> PROBLEM DETAILS:
Write out the entire listing below exactly, with the pictures left out.

(Records from a collection of figures)
= = = = = = =

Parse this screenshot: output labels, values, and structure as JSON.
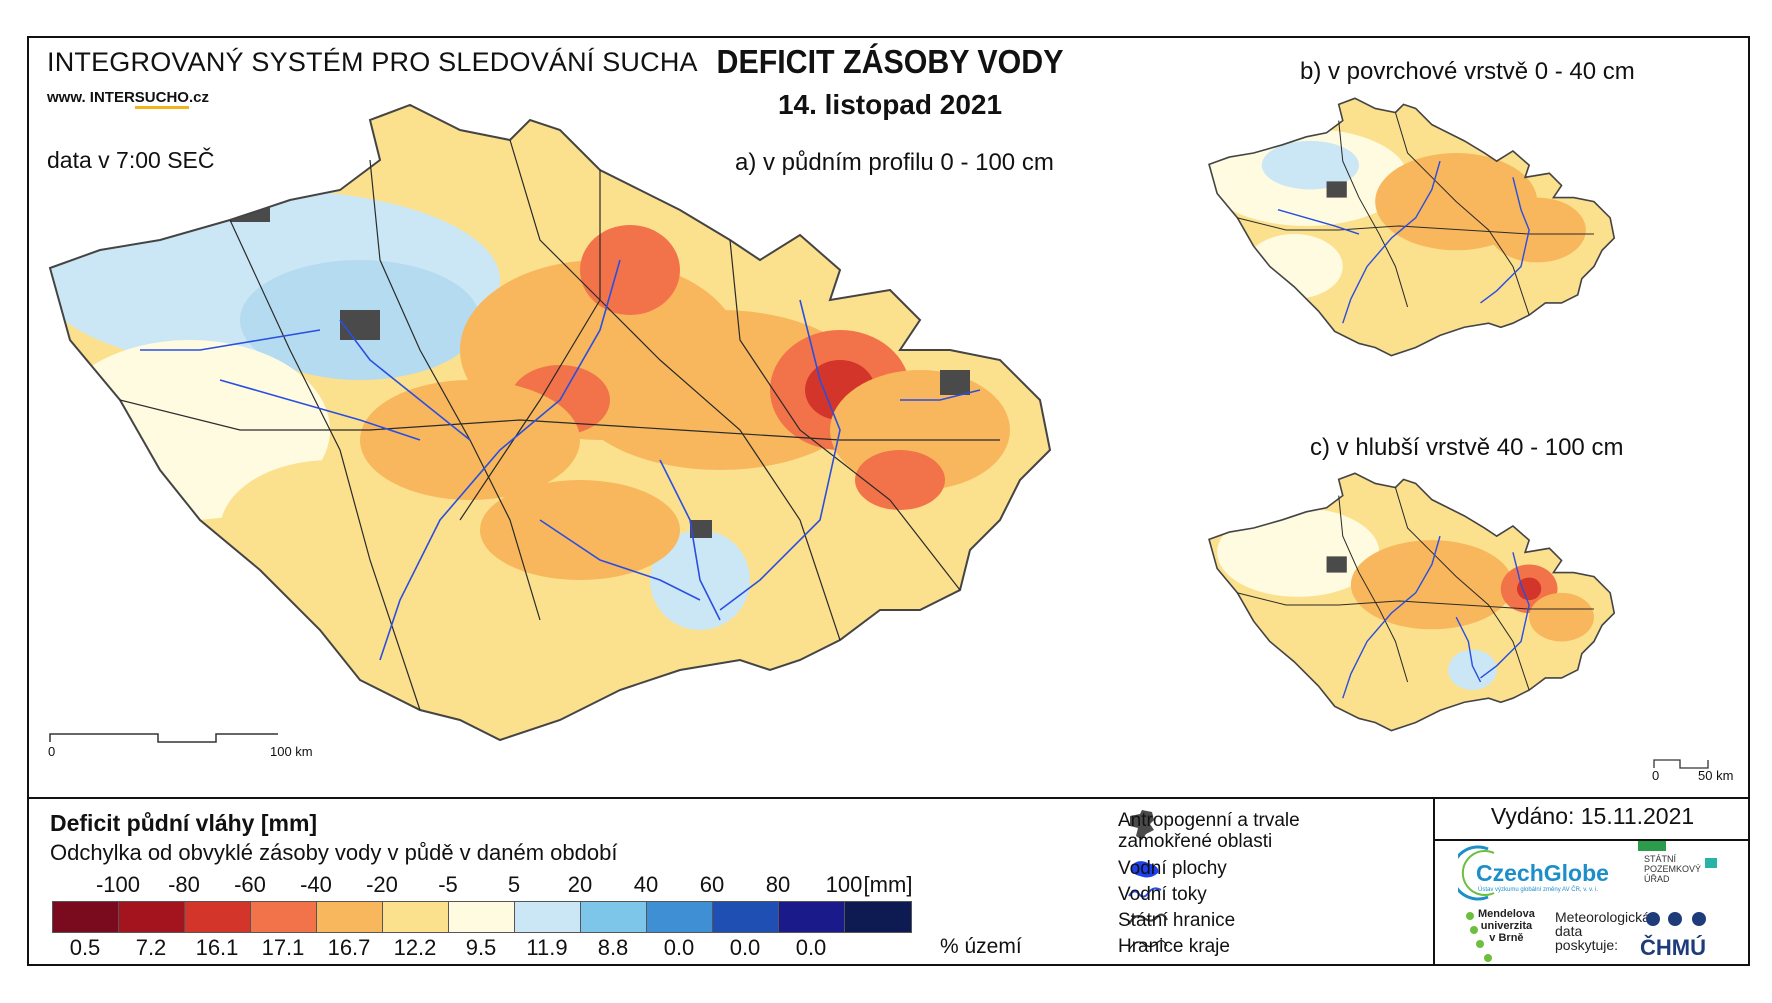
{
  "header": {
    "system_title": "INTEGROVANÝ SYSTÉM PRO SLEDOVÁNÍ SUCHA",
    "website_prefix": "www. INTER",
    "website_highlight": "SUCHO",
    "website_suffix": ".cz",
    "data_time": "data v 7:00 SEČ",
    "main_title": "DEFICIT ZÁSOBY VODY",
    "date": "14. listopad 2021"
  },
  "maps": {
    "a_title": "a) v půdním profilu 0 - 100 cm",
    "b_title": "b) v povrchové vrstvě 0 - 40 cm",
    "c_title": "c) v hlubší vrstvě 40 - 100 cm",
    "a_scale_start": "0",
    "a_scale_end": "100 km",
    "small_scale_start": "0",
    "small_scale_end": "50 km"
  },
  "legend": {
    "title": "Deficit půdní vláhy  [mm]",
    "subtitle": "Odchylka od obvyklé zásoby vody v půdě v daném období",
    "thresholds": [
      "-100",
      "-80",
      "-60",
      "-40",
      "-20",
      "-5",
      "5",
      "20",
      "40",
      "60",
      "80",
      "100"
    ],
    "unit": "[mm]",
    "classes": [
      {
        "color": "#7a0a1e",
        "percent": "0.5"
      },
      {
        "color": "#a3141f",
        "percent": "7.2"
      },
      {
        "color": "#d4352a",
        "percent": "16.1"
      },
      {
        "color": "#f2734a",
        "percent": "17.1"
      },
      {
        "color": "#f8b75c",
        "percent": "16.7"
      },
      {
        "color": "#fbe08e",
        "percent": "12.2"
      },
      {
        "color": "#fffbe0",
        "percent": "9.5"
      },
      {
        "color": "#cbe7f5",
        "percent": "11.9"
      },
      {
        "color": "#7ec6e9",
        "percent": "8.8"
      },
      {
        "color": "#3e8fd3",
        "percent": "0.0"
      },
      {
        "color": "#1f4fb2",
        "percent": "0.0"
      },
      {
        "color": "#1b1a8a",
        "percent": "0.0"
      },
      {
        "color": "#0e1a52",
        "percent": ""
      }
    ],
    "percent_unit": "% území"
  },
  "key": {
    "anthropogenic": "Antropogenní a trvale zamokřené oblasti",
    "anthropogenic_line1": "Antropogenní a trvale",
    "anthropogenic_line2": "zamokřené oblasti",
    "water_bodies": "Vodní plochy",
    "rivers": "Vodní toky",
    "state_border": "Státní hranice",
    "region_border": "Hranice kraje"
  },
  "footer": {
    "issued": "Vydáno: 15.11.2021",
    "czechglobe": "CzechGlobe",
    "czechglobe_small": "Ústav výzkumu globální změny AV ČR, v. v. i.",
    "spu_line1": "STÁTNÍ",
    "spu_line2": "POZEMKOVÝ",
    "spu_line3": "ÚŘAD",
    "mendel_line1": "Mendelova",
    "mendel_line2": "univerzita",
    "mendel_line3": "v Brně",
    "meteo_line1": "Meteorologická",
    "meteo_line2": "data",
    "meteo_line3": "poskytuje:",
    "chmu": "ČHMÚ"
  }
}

= = = = = = =

> FULL SOLUTION:
Parse this screenshot: output labels, values, and structure as JSON.
{
  "header": {
    "system_title": "INTEGROVANÝ SYSTÉM PRO SLEDOVÁNÍ SUCHA",
    "website_prefix": "www. INTER",
    "website_highlight": "SUCHO",
    "website_suffix": ".cz",
    "data_time": "data v 7:00 SEČ",
    "main_title": "DEFICIT ZÁSOBY VODY",
    "date": "14. listopad 2021"
  },
  "maps": {
    "a_title": "a) v půdním profilu 0 - 100 cm",
    "b_title": "b) v povrchové vrstvě 0 - 40 cm",
    "c_title": "c) v hlubší vrstvě 40 - 100 cm",
    "a_scale_start": "0",
    "a_scale_end": "100 km",
    "small_scale_start": "0",
    "small_scale_end": "50 km"
  },
  "legend": {
    "title": "Deficit půdní vláhy  [mm]",
    "subtitle": "Odchylka od obvyklé zásoby vody v půdě v daném období",
    "thresholds": [
      "-100",
      "-80",
      "-60",
      "-40",
      "-20",
      "-5",
      "5",
      "20",
      "40",
      "60",
      "80",
      "100"
    ],
    "unit": "[mm]",
    "classes": [
      {
        "color": "#7a0a1e",
        "percent": "0.5"
      },
      {
        "color": "#a3141f",
        "percent": "7.2"
      },
      {
        "color": "#d4352a",
        "percent": "16.1"
      },
      {
        "color": "#f2734a",
        "percent": "17.1"
      },
      {
        "color": "#f8b75c",
        "percent": "16.7"
      },
      {
        "color": "#fbe08e",
        "percent": "12.2"
      },
      {
        "color": "#fffbe0",
        "percent": "9.5"
      },
      {
        "color": "#cbe7f5",
        "percent": "11.9"
      },
      {
        "color": "#7ec6e9",
        "percent": "8.8"
      },
      {
        "color": "#3e8fd3",
        "percent": "0.0"
      },
      {
        "color": "#1f4fb2",
        "percent": "0.0"
      },
      {
        "color": "#1b1a8a",
        "percent": "0.0"
      },
      {
        "color": "#0e1a52",
        "percent": ""
      }
    ],
    "percent_unit": "% území"
  },
  "key": {
    "anthropogenic": "Antropogenní a trvale zamokřené oblasti",
    "anthropogenic_line1": "Antropogenní a trvale",
    "anthropogenic_line2": "zamokřené oblasti",
    "water_bodies": "Vodní plochy",
    "rivers": "Vodní toky",
    "state_border": "Státní hranice",
    "region_border": "Hranice kraje"
  },
  "footer": {
    "issued": "Vydáno: 15.11.2021",
    "czechglobe": "CzechGlobe",
    "czechglobe_small": "Ústav výzkumu globální změny AV ČR, v. v. i.",
    "spu_line1": "STÁTNÍ",
    "spu_line2": "POZEMKOVÝ",
    "spu_line3": "ÚŘAD",
    "mendel_line1": "Mendelova",
    "mendel_line2": "univerzita",
    "mendel_line3": "v Brně",
    "meteo_line1": "Meteorologická",
    "meteo_line2": "data",
    "meteo_line3": "poskytuje:",
    "chmu": "ČHMÚ"
  }
}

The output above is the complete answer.